* begin Material provided *

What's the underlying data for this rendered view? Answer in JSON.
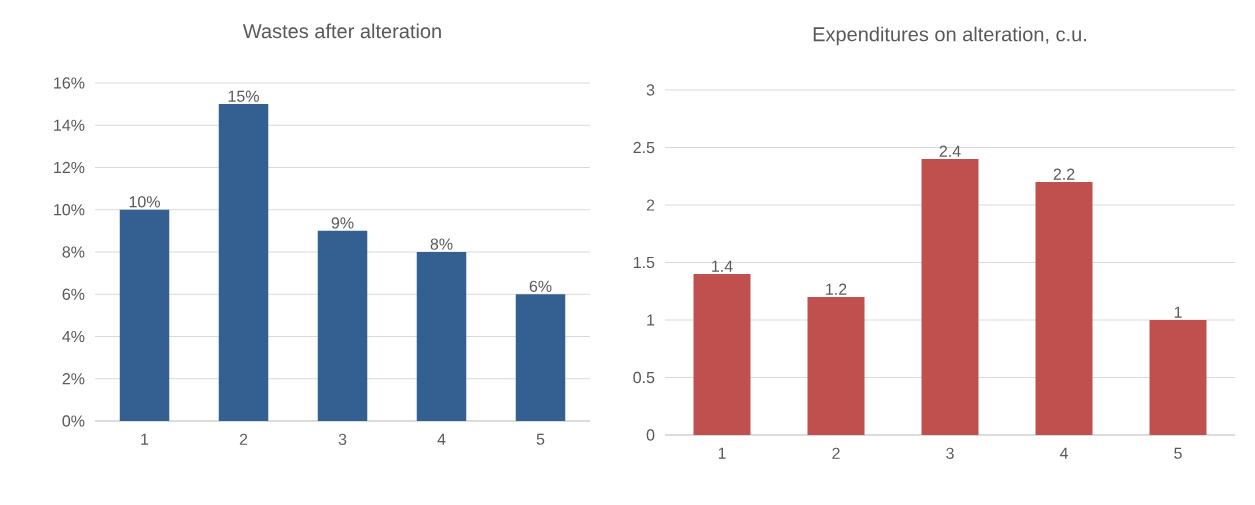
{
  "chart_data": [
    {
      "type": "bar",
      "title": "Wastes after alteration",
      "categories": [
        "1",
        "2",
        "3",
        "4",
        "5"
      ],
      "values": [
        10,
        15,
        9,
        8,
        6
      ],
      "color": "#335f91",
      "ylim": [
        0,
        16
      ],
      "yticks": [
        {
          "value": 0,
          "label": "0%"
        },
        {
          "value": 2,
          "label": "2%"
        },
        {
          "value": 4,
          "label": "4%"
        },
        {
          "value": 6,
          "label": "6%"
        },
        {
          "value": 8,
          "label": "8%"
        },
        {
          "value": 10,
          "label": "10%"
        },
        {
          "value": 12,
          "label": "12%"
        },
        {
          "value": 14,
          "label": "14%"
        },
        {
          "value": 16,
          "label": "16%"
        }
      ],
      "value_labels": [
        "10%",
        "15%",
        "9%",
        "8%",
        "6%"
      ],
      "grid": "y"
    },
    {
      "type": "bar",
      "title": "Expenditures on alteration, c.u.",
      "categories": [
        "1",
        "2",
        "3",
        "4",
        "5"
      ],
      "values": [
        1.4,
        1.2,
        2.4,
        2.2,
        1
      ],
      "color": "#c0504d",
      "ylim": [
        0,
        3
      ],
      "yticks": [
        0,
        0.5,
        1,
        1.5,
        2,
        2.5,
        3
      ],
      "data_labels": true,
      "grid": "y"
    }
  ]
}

* end Material provided *
* begin Material provided *

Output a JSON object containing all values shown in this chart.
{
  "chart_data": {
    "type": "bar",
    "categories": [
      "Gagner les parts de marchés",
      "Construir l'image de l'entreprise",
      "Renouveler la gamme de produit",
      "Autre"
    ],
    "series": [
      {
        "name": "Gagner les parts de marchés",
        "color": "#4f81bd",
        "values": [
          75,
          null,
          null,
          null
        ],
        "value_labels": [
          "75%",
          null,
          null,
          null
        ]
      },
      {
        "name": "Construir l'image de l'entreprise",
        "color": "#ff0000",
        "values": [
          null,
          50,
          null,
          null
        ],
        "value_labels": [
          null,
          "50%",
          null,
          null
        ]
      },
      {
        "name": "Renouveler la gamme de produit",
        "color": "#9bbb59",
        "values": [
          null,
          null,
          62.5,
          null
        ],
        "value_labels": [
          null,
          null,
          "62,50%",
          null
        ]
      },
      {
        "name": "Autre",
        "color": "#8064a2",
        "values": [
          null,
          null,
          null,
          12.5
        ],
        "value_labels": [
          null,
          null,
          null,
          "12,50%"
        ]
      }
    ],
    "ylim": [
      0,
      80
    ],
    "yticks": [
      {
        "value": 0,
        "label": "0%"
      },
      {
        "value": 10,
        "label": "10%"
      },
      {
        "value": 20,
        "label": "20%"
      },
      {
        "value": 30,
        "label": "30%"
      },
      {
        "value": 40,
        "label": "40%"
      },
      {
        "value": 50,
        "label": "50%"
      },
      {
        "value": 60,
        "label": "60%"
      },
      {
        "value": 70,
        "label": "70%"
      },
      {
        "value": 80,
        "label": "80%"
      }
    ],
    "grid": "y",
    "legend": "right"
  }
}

* end Material provided *
* begin Material provided *

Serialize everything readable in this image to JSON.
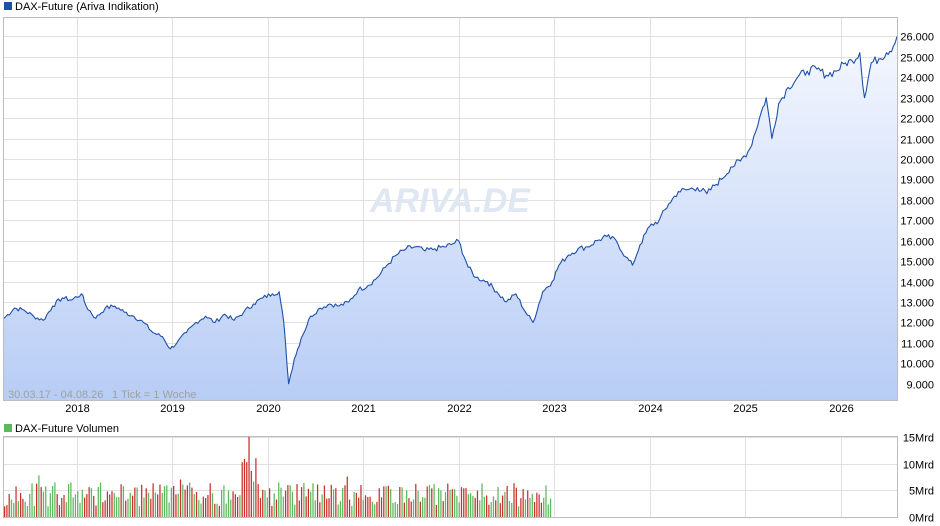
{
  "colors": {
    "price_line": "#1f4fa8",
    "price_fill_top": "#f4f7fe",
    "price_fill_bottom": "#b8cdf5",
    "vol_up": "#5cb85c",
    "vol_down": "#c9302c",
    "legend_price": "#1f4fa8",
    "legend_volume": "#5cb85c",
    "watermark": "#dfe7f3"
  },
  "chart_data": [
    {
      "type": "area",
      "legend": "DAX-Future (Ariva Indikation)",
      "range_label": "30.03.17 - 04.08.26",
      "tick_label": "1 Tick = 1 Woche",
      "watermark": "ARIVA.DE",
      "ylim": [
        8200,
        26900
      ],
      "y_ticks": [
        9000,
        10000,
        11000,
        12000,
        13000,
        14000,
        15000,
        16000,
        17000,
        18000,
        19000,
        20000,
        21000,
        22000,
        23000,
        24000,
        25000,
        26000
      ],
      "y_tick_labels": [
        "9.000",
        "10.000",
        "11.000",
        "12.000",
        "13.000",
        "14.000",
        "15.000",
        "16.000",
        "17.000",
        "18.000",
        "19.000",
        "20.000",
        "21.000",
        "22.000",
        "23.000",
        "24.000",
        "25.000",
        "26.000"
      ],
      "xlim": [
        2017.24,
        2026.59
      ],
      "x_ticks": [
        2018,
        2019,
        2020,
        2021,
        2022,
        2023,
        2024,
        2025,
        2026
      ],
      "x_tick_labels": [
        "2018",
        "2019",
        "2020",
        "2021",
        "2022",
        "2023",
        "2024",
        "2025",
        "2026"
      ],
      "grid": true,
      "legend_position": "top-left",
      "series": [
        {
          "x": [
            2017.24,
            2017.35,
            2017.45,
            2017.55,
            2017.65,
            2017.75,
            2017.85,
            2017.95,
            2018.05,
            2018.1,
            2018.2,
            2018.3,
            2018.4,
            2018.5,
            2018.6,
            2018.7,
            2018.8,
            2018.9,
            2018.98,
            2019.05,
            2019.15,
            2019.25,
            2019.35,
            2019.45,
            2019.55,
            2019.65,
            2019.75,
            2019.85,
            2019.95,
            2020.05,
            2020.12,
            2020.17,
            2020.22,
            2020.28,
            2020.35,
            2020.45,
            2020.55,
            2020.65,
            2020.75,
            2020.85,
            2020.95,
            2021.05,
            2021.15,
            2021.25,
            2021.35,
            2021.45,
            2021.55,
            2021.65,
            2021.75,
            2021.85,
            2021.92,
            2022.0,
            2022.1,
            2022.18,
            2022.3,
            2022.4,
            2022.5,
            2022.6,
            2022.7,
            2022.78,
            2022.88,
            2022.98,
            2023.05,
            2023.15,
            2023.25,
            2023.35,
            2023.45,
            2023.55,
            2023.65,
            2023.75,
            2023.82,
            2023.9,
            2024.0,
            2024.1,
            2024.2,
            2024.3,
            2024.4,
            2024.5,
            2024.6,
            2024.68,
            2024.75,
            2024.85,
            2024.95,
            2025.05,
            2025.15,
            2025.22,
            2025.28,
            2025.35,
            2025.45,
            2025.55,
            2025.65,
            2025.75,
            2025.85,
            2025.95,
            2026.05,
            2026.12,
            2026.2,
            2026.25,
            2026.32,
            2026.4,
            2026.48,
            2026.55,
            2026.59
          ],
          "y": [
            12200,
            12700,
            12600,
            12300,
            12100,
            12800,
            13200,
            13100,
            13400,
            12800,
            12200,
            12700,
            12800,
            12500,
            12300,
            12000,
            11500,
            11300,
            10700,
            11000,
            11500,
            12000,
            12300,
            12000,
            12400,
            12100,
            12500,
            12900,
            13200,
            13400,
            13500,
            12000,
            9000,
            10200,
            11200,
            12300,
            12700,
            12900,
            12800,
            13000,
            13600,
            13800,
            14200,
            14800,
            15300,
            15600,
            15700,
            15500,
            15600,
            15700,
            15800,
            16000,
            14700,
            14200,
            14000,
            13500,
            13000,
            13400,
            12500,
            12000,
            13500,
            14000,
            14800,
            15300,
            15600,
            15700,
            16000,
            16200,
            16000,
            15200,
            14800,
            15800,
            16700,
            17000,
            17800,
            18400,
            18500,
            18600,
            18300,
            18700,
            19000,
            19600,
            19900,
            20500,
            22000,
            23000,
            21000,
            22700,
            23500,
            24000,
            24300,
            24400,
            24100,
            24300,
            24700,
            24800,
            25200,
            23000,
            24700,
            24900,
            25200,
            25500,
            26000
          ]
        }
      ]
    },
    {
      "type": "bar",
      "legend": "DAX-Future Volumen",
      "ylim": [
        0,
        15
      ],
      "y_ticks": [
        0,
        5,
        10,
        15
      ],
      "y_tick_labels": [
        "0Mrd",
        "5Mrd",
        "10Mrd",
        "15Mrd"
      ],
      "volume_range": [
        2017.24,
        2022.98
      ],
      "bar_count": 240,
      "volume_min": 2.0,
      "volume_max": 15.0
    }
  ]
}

* end Material provided *

Filter the records, keeping only lines that contain "JSON", and show those lines.

- **Finished exercise**:
What's the underlying data for this rendered view? Answer in JSON.
Output a JSON object containing all values shown in this chart.
Serialize everything readable in this image to JSON.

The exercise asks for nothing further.